<<<<

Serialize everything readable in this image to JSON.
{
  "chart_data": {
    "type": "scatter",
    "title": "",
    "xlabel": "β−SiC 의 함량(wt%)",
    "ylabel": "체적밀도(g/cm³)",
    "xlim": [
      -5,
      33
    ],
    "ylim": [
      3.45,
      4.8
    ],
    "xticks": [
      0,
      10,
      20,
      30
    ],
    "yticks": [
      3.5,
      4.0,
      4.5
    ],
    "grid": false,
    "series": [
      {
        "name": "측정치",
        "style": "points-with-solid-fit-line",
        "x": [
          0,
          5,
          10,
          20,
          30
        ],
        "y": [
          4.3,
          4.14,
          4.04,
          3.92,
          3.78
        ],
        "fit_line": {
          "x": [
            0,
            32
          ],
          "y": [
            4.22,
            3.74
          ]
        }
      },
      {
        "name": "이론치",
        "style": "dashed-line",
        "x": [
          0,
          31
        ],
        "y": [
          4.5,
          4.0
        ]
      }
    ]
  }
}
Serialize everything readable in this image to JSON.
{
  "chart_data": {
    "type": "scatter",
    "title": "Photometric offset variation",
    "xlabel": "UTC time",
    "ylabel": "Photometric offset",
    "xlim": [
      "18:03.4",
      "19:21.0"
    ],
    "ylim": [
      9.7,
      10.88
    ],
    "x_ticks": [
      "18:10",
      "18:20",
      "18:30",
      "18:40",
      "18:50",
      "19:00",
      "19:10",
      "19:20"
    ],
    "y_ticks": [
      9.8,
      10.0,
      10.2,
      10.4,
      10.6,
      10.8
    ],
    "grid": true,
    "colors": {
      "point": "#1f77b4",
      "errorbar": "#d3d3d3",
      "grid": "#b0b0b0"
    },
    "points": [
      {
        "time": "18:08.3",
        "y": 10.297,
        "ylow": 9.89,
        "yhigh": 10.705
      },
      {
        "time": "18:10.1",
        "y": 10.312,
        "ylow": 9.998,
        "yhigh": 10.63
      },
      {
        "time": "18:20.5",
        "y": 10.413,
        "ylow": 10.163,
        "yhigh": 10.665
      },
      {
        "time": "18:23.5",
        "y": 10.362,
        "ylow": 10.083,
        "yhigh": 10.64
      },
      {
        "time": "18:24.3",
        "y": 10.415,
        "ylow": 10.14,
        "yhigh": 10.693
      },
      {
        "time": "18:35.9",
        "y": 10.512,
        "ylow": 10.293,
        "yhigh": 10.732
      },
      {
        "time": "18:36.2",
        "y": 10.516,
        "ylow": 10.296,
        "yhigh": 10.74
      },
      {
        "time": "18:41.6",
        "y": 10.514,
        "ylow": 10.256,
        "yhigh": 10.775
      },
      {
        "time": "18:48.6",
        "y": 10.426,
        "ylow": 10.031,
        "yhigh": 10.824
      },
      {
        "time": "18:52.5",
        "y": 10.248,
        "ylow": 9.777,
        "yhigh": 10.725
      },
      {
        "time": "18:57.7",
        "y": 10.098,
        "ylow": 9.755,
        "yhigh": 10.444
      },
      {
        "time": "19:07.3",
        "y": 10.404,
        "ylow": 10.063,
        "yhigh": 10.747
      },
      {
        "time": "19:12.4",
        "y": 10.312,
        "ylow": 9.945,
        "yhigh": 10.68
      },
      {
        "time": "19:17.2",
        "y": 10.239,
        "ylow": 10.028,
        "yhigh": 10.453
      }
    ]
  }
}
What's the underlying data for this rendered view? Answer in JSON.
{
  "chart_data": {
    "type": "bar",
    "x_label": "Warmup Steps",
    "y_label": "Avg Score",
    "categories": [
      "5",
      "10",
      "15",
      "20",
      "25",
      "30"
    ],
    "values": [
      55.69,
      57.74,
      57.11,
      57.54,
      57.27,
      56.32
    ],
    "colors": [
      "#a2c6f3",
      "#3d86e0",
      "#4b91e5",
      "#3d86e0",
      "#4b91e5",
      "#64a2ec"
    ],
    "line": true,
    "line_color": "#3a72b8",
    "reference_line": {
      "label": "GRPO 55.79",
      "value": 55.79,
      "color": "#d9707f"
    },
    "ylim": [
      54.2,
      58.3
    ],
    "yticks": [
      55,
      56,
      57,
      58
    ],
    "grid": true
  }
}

>>>>

From the records above, work out how many lines contain the string "Photometric". Give only the number.

2